__Exercise aim__:
Collect each line of the records containing the string "Homeoffice".

□ □ □

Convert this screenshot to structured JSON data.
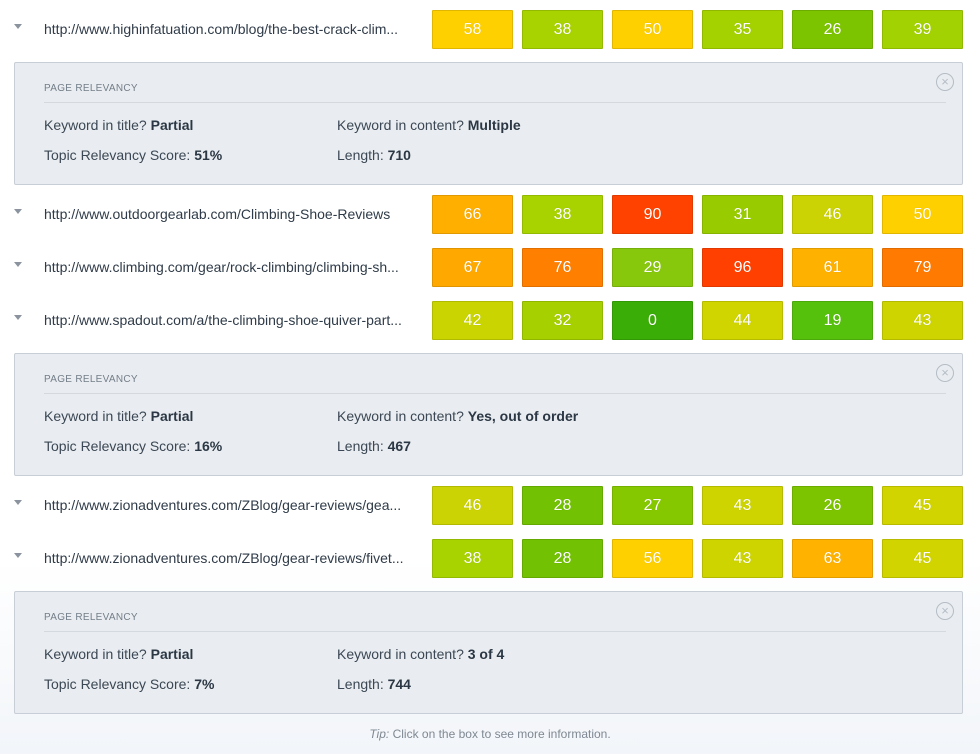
{
  "rows": [
    {
      "url": "http://www.highinfatuation.com/blog/the-best-crack-clim...",
      "scores": [
        58,
        38,
        50,
        35,
        26,
        39
      ]
    },
    {
      "url": "http://www.outdoorgearlab.com/Climbing-Shoe-Reviews",
      "scores": [
        66,
        38,
        90,
        31,
        46,
        50
      ]
    },
    {
      "url": "http://www.climbing.com/gear/rock-climbing/climbing-sh...",
      "scores": [
        67,
        76,
        29,
        96,
        61,
        79
      ]
    },
    {
      "url": "http://www.spadout.com/a/the-climbing-shoe-quiver-part...",
      "scores": [
        42,
        32,
        0,
        44,
        19,
        43
      ]
    },
    {
      "url": "http://www.zionadventures.com/ZBlog/gear-reviews/gea...",
      "scores": [
        46,
        28,
        27,
        43,
        26,
        45
      ]
    },
    {
      "url": "http://www.zionadventures.com/ZBlog/gear-reviews/fivet...",
      "scores": [
        38,
        28,
        56,
        43,
        63,
        45
      ]
    }
  ],
  "score_colors": {
    "0": "#3aad06",
    "19": "#56c10d",
    "26": "#7cc400",
    "27": "#86c800",
    "28": "#72c102",
    "29": "#88c80c",
    "31": "#99cc00",
    "32": "#a6d000",
    "35": "#a4d200",
    "38": "#a8d300",
    "39": "#a3d202",
    "42": "#c9d400",
    "43": "#cdd400",
    "44": "#d0d500",
    "45": "#d2d400",
    "46": "#cbd304",
    "50": "#ffd000",
    "56": "#ffd000",
    "58": "#ffd000",
    "61": "#ffb100",
    "63": "#ffb200",
    "66": "#ffaf00",
    "67": "#ffa900",
    "76": "#ff7f00",
    "79": "#ff7a00",
    "90": "#ff4200",
    "96": "#ff4000"
  },
  "panels": [
    {
      "title": "PAGE RELEVANCY",
      "kw_title_label": "Keyword in title?",
      "kw_title_value": "Partial",
      "kw_content_label": "Keyword in content?",
      "kw_content_value": "Multiple",
      "topic_label": "Topic Relevancy Score:",
      "topic_value": "51%",
      "length_label": "Length:",
      "length_value": "710",
      "close_icon": "×"
    },
    {
      "title": "PAGE RELEVANCY",
      "kw_title_label": "Keyword in title?",
      "kw_title_value": "Partial",
      "kw_content_label": "Keyword in content?",
      "kw_content_value": "Yes, out of order",
      "topic_label": "Topic Relevancy Score:",
      "topic_value": "16%",
      "length_label": "Length:",
      "length_value": "467",
      "close_icon": "×"
    },
    {
      "title": "PAGE RELEVANCY",
      "kw_title_label": "Keyword in title?",
      "kw_title_value": "Partial",
      "kw_content_label": "Keyword in content?",
      "kw_content_value": "3 of 4",
      "topic_label": "Topic Relevancy Score:",
      "topic_value": "7%",
      "length_label": "Length:",
      "length_value": "744",
      "close_icon": "×"
    }
  ],
  "tip": {
    "label": "Tip:",
    "text": " Click on the box to see more information."
  }
}
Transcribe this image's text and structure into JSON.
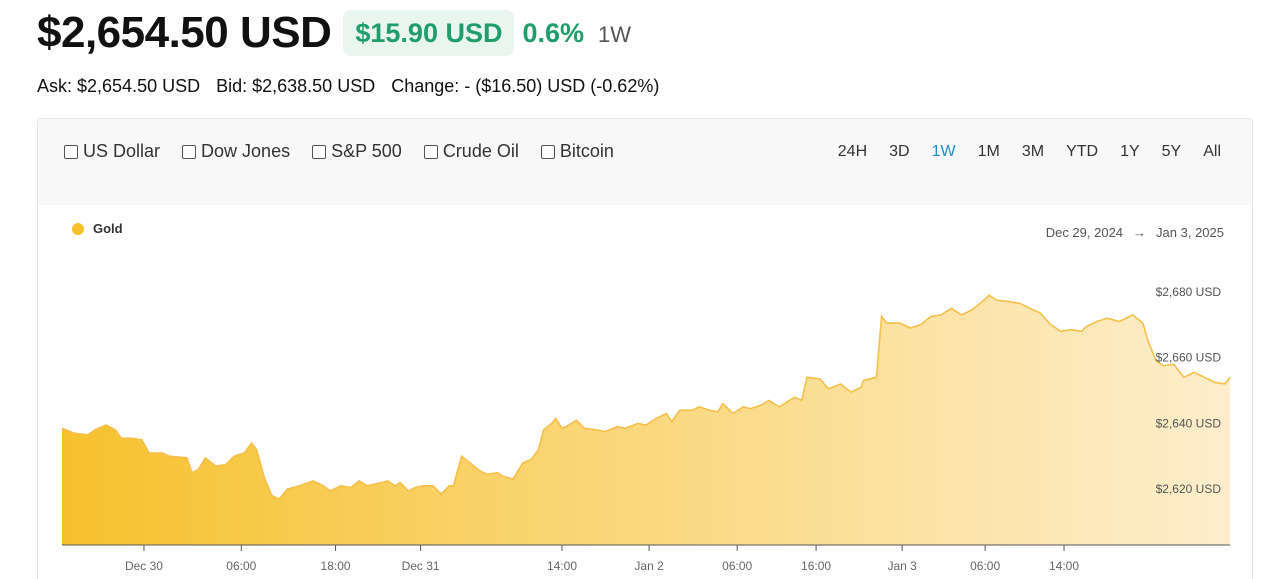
{
  "header": {
    "price": "$2,654.50 USD",
    "change_amount": "$15.90 USD",
    "change_percent": "0.6%",
    "period": "1W"
  },
  "quote": {
    "ask": "Ask: $2,654.50 USD",
    "bid": "Bid: $2,638.50 USD",
    "change": "Change: - ($16.50) USD (-0.62%)"
  },
  "compare": [
    {
      "label": "US Dollar",
      "checked": false
    },
    {
      "label": "Dow Jones",
      "checked": false
    },
    {
      "label": "S&P 500",
      "checked": false
    },
    {
      "label": "Crude Oil",
      "checked": false
    },
    {
      "label": "Bitcoin",
      "checked": false
    }
  ],
  "ranges": [
    "24H",
    "3D",
    "1W",
    "1M",
    "3M",
    "YTD",
    "1Y",
    "5Y",
    "All"
  ],
  "active_range": "1W",
  "date_range": {
    "start": "Dec 29, 2024",
    "arrow": "→",
    "end": "Jan 3, 2025"
  },
  "colors": {
    "accent_green": "#1f9d6b",
    "active_blue": "#1f8fbf",
    "gold": "#f6c12c"
  },
  "chart_data": {
    "type": "area",
    "legend": [
      {
        "name": "Gold",
        "color": "#f6c12c"
      }
    ],
    "legend_position": "top-left",
    "grid": false,
    "ylim": [
      2603,
      2690
    ],
    "yticks": [
      {
        "value": 2620,
        "label": "$2,620 USD"
      },
      {
        "value": 2640,
        "label": "$2,640 USD"
      },
      {
        "value": 2660,
        "label": "$2,660 USD"
      },
      {
        "value": 2680,
        "label": "$2,680 USD"
      }
    ],
    "xticks": [
      {
        "x": 0.08,
        "label": "Dec 30"
      },
      {
        "x": 0.175,
        "label": "06:00"
      },
      {
        "x": 0.267,
        "label": "18:00"
      },
      {
        "x": 0.35,
        "label": "Dec 31"
      },
      {
        "x": 0.488,
        "label": "14:00"
      },
      {
        "x": 0.573,
        "label": "Jan 2"
      },
      {
        "x": 0.659,
        "label": "06:00"
      },
      {
        "x": 0.736,
        "label": "16:00"
      },
      {
        "x": 0.82,
        "label": "Jan 3"
      },
      {
        "x": 0.901,
        "label": "06:00"
      },
      {
        "x": 0.978,
        "label": "14:00"
      }
    ],
    "series": [
      {
        "name": "Gold",
        "points": [
          [
            0.0,
            2638.5
          ],
          [
            0.012,
            2637.0
          ],
          [
            0.025,
            2636.5
          ],
          [
            0.032,
            2638.0
          ],
          [
            0.043,
            2639.5
          ],
          [
            0.052,
            2638.0
          ],
          [
            0.058,
            2635.5
          ],
          [
            0.068,
            2635.5
          ],
          [
            0.078,
            2635.0
          ],
          [
            0.085,
            2631.0
          ],
          [
            0.098,
            2631.0
          ],
          [
            0.105,
            2630.0
          ],
          [
            0.122,
            2629.5
          ],
          [
            0.127,
            2625.0
          ],
          [
            0.133,
            2626.0
          ],
          [
            0.14,
            2629.5
          ],
          [
            0.15,
            2627.0
          ],
          [
            0.16,
            2627.5
          ],
          [
            0.168,
            2630.0
          ],
          [
            0.178,
            2631.0
          ],
          [
            0.185,
            2634.0
          ],
          [
            0.19,
            2632.0
          ],
          [
            0.198,
            2623.0
          ],
          [
            0.205,
            2618.0
          ],
          [
            0.212,
            2617.0
          ],
          [
            0.22,
            2620.0
          ],
          [
            0.232,
            2621.0
          ],
          [
            0.245,
            2622.5
          ],
          [
            0.255,
            2621.0
          ],
          [
            0.262,
            2619.5
          ],
          [
            0.272,
            2621.0
          ],
          [
            0.282,
            2620.5
          ],
          [
            0.29,
            2622.5
          ],
          [
            0.298,
            2621.0
          ],
          [
            0.312,
            2622.0
          ],
          [
            0.318,
            2622.5
          ],
          [
            0.325,
            2621.0
          ],
          [
            0.33,
            2622.0
          ],
          [
            0.338,
            2619.5
          ],
          [
            0.345,
            2620.5
          ],
          [
            0.352,
            2621.0
          ],
          [
            0.362,
            2621.0
          ],
          [
            0.37,
            2618.5
          ],
          [
            0.378,
            2621.0
          ],
          [
            0.382,
            2621.0
          ],
          [
            0.39,
            2630.0
          ],
          [
            0.398,
            2628.0
          ],
          [
            0.408,
            2625.5
          ],
          [
            0.415,
            2624.5
          ],
          [
            0.425,
            2625.0
          ],
          [
            0.43,
            2624.0
          ],
          [
            0.44,
            2623.0
          ],
          [
            0.45,
            2628.0
          ],
          [
            0.458,
            2629.0
          ],
          [
            0.465,
            2632.0
          ],
          [
            0.47,
            2638.0
          ],
          [
            0.478,
            2640.0
          ],
          [
            0.482,
            2641.5
          ],
          [
            0.488,
            2638.5
          ],
          [
            0.495,
            2639.5
          ],
          [
            0.502,
            2641.0
          ],
          [
            0.51,
            2638.5
          ],
          [
            0.522,
            2638.0
          ],
          [
            0.53,
            2637.5
          ],
          [
            0.542,
            2639.0
          ],
          [
            0.55,
            2638.5
          ],
          [
            0.562,
            2640.0
          ],
          [
            0.57,
            2639.5
          ],
          [
            0.58,
            2641.5
          ],
          [
            0.59,
            2643.0
          ],
          [
            0.595,
            2640.5
          ],
          [
            0.603,
            2644.0
          ],
          [
            0.615,
            2644.0
          ],
          [
            0.622,
            2645.0
          ],
          [
            0.632,
            2644.0
          ],
          [
            0.64,
            2643.5
          ],
          [
            0.645,
            2646.0
          ],
          [
            0.655,
            2643.0
          ],
          [
            0.665,
            2645.0
          ],
          [
            0.672,
            2644.5
          ],
          [
            0.682,
            2645.5
          ],
          [
            0.69,
            2647.0
          ],
          [
            0.7,
            2645.0
          ],
          [
            0.715,
            2648.0
          ],
          [
            0.722,
            2647.0
          ],
          [
            0.727,
            2654.0
          ],
          [
            0.74,
            2653.5
          ],
          [
            0.748,
            2650.5
          ],
          [
            0.76,
            2652.0
          ],
          [
            0.77,
            2649.5
          ],
          [
            0.78,
            2651.0
          ],
          [
            0.782,
            2653.0
          ],
          [
            0.795,
            2654.0
          ],
          [
            0.8,
            2672.5
          ],
          [
            0.805,
            2670.5
          ],
          [
            0.818,
            2670.5
          ],
          [
            0.828,
            2669.0
          ],
          [
            0.838,
            2670.0
          ],
          [
            0.848,
            2672.5
          ],
          [
            0.858,
            2673.0
          ],
          [
            0.868,
            2675.0
          ],
          [
            0.878,
            2673.0
          ],
          [
            0.888,
            2674.5
          ],
          [
            0.898,
            2677.0
          ],
          [
            0.905,
            2679.0
          ],
          [
            0.912,
            2677.5
          ],
          [
            0.925,
            2677.0
          ],
          [
            0.935,
            2676.5
          ],
          [
            0.945,
            2675.0
          ],
          [
            0.955,
            2673.5
          ],
          [
            0.965,
            2670.0
          ],
          [
            0.975,
            2668.0
          ],
          [
            0.985,
            2668.5
          ],
          [
            0.995,
            2668.0
          ],
          [
            1.0,
            2669.5
          ]
        ]
      },
      {
        "name": "Gold",
        "points": [
          [
            1.0,
            2669.5
          ],
          [
            1.01,
            2671.0
          ],
          [
            1.02,
            2672.0
          ],
          [
            1.032,
            2671.0
          ],
          [
            1.045,
            2673.0
          ],
          [
            1.055,
            2670.5
          ],
          [
            1.06,
            2665.0
          ],
          [
            1.068,
            2659.0
          ],
          [
            1.075,
            2657.5
          ],
          [
            1.085,
            2658.0
          ],
          [
            1.095,
            2654.0
          ],
          [
            1.105,
            2655.5
          ],
          [
            1.115,
            2654.0
          ],
          [
            1.125,
            2652.5
          ],
          [
            1.135,
            2652.0
          ],
          [
            1.14,
            2654.0
          ]
        ]
      }
    ]
  }
}
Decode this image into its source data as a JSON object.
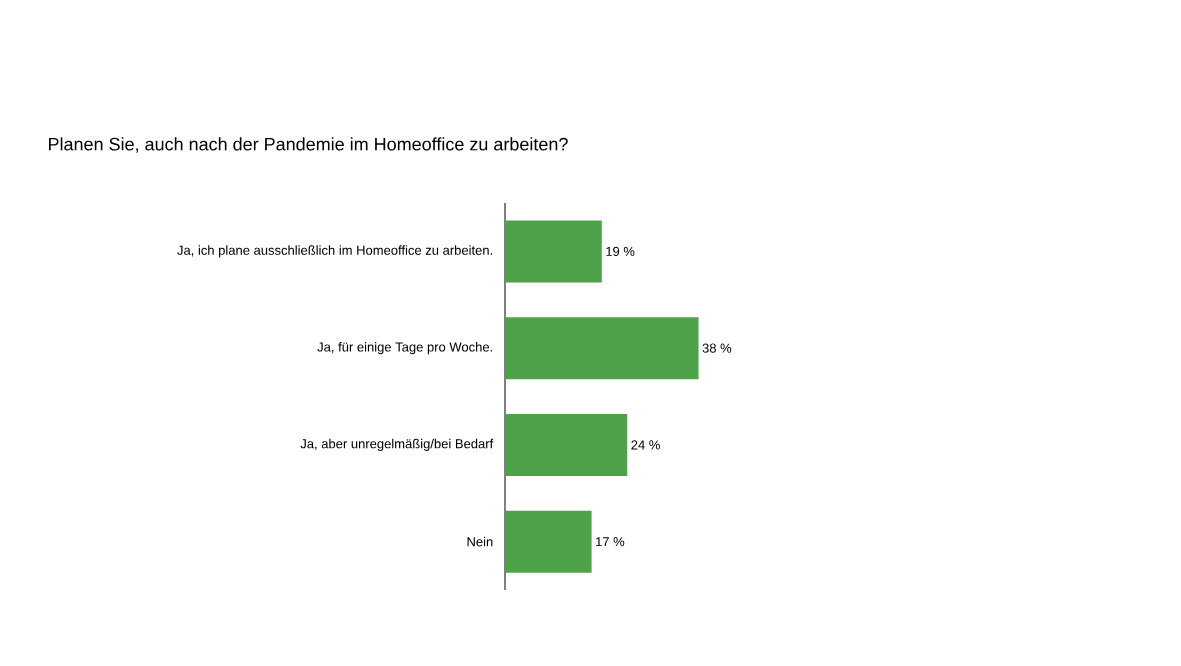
{
  "chart_data": {
    "type": "bar",
    "orientation": "horizontal",
    "title": "Planen Sie, auch nach der Pandemie im Homeoffice zu arbeiten?",
    "categories": [
      "Ja, ich plane ausschließlich im Homeoffice zu arbeiten.",
      "Ja, für einige Tage pro Woche.",
      "Ja, aber unregelmäßig/bei Bedarf",
      "Nein"
    ],
    "values": [
      19,
      38,
      24,
      17
    ],
    "value_labels": [
      "19 %",
      "38 %",
      "24 %",
      "17 %"
    ],
    "color": "#4ea24a"
  }
}
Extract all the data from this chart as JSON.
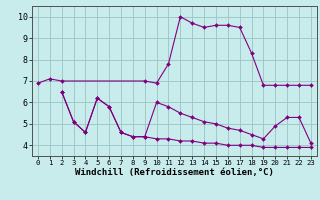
{
  "background_color": "#c8ecec",
  "line_color": "#800080",
  "grid_color": "#a0c8c8",
  "xlabel": "Windchill (Refroidissement éolien,°C)",
  "xlabel_fontsize": 6.5,
  "tick_fontsize": 6.0,
  "xlim": [
    -0.5,
    23.5
  ],
  "ylim": [
    3.5,
    10.5
  ],
  "yticks": [
    4,
    5,
    6,
    7,
    8,
    9,
    10
  ],
  "xticks": [
    0,
    1,
    2,
    3,
    4,
    5,
    6,
    7,
    8,
    9,
    10,
    11,
    12,
    13,
    14,
    15,
    16,
    17,
    18,
    19,
    20,
    21,
    22,
    23
  ],
  "series": [
    {
      "x": [
        0,
        1,
        2,
        9,
        10,
        11,
        12,
        13,
        14,
        15,
        16,
        17,
        18,
        19,
        20,
        21,
        22,
        23
      ],
      "y": [
        6.9,
        7.1,
        7.0,
        7.0,
        6.9,
        7.8,
        10.0,
        9.7,
        9.5,
        9.6,
        9.6,
        9.5,
        8.3,
        6.8,
        6.8,
        6.8,
        6.8,
        6.8
      ]
    },
    {
      "x": [
        2,
        3,
        4,
        5,
        6,
        7,
        8,
        9,
        10,
        11,
        12,
        13,
        14,
        15,
        16,
        17,
        18,
        19,
        20,
        21,
        22,
        23
      ],
      "y": [
        6.5,
        5.1,
        4.6,
        6.2,
        5.8,
        4.6,
        4.4,
        4.4,
        6.0,
        5.8,
        5.5,
        5.3,
        5.1,
        5.0,
        4.8,
        4.7,
        4.5,
        4.3,
        4.9,
        5.3,
        5.3,
        4.1
      ]
    },
    {
      "x": [
        2,
        3,
        4,
        5,
        6,
        7,
        8,
        9,
        10,
        11,
        12,
        13,
        14,
        15,
        16,
        17,
        18,
        19,
        20,
        21,
        22,
        23
      ],
      "y": [
        6.5,
        5.1,
        4.6,
        6.2,
        5.8,
        4.6,
        4.4,
        4.4,
        4.3,
        4.3,
        4.2,
        4.2,
        4.1,
        4.1,
        4.0,
        4.0,
        4.0,
        3.9,
        3.9,
        3.9,
        3.9,
        3.9
      ]
    }
  ]
}
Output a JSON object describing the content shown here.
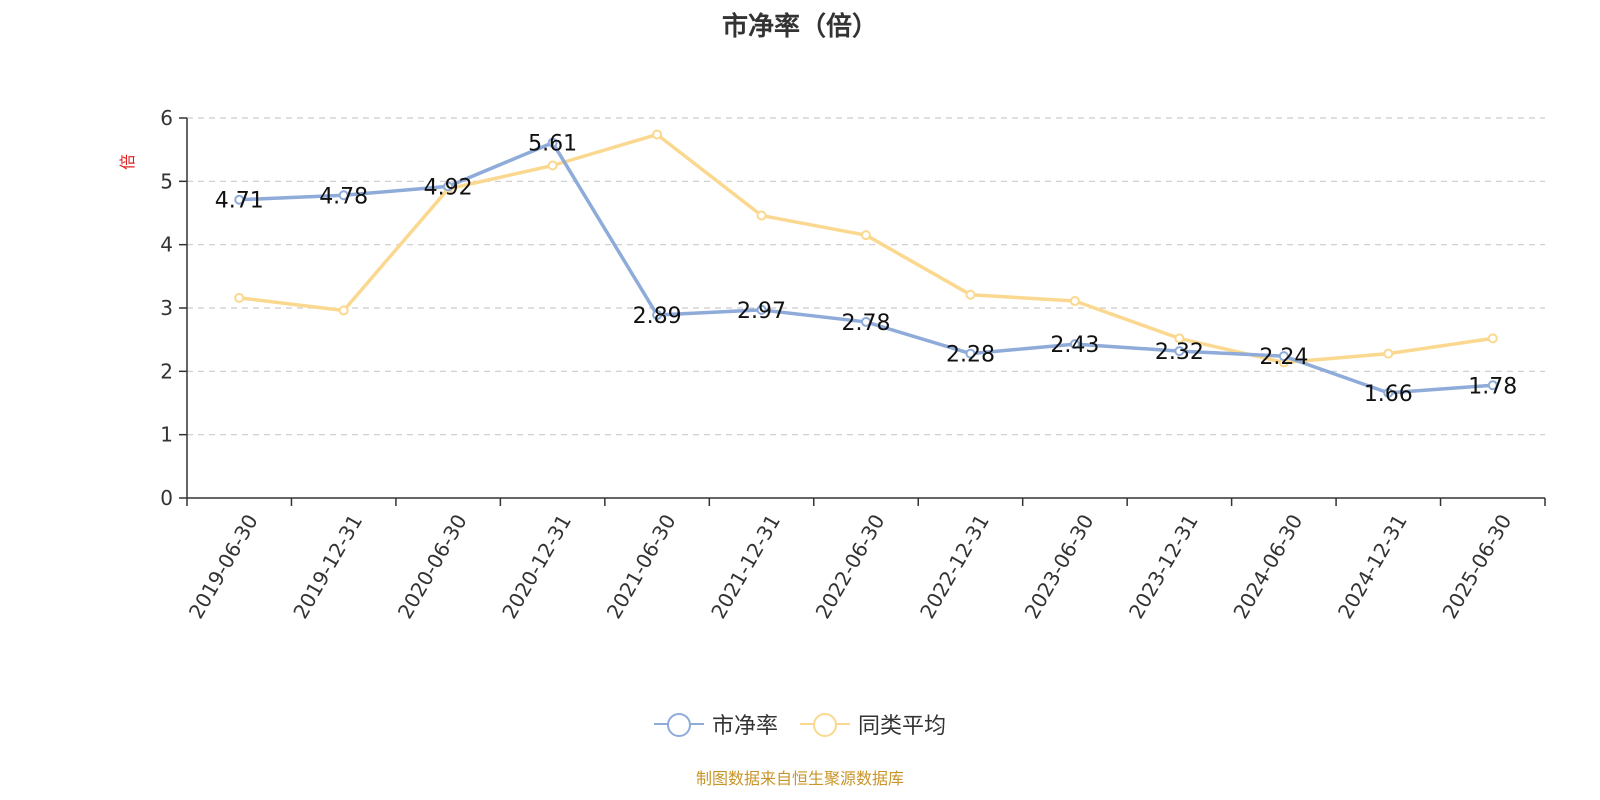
{
  "title": "市净率（倍）",
  "y_unit": "倍",
  "source": "制图数据来自恒生聚源数据库",
  "colors": {
    "series1": "#8eabd9",
    "series2": "#fbd88f",
    "unit": "#e02020",
    "source": "#c8952a",
    "axis": "#333333",
    "grid": "#cccccc"
  },
  "chart_data": {
    "type": "line",
    "title": "市净率（倍）",
    "ylabel": "倍",
    "ylim": [
      0,
      6
    ],
    "yticks": [
      0,
      1,
      2,
      3,
      4,
      5,
      6
    ],
    "grid": "horizontal dashed",
    "legend_position": "bottom",
    "categories": [
      "2019-06-30",
      "2019-12-31",
      "2020-06-30",
      "2020-12-31",
      "2021-06-30",
      "2021-12-31",
      "2022-06-30",
      "2022-12-31",
      "2023-06-30",
      "2023-12-31",
      "2024-06-30",
      "2024-12-31",
      "2025-06-30"
    ],
    "series": [
      {
        "name": "市净率",
        "color": "#8eabd9",
        "values": [
          4.71,
          4.78,
          4.92,
          5.61,
          2.89,
          2.97,
          2.78,
          2.28,
          2.43,
          2.32,
          2.24,
          1.66,
          1.78
        ],
        "data_labels": [
          "4.71",
          "4.78",
          "4.92",
          "5.61",
          "2.89",
          "2.97",
          "2.78",
          "2.28",
          "2.43",
          "2.32",
          "2.24",
          "1.66",
          "1.78"
        ]
      },
      {
        "name": "同类平均",
        "color": "#fbd88f",
        "values": [
          3.16,
          2.96,
          4.88,
          5.25,
          5.74,
          4.46,
          4.15,
          3.21,
          3.11,
          2.52,
          2.14,
          2.28,
          2.52
        ]
      }
    ]
  },
  "legend": [
    {
      "label": "市净率"
    },
    {
      "label": "同类平均"
    }
  ]
}
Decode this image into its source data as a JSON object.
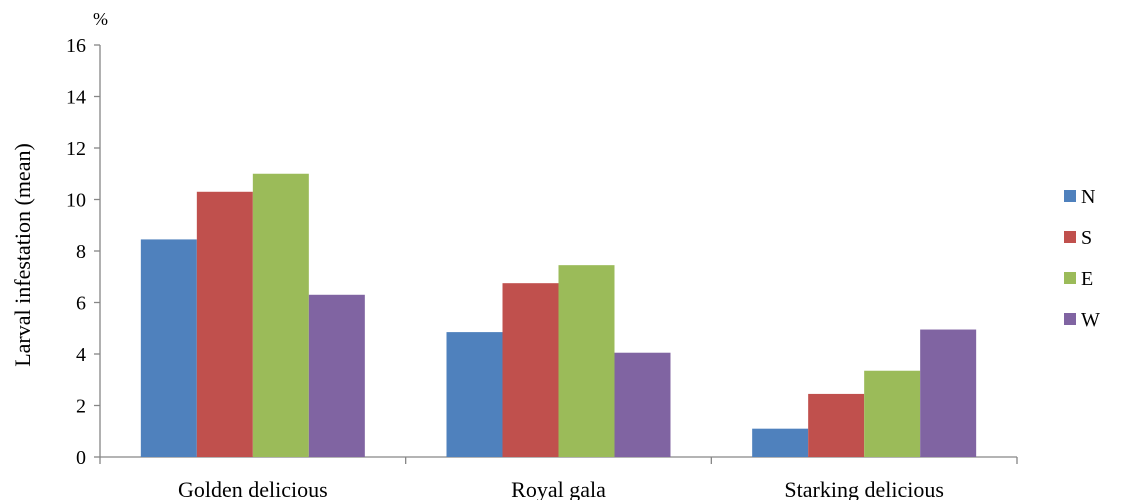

□ □ □

__Solution__:
    "title": "Planen Sie, auch nach der Pandemie im Homeoffice zu arbeiten?",
      "Ja, ich plane ausschließlich im Homeoffice zu arbeiten.",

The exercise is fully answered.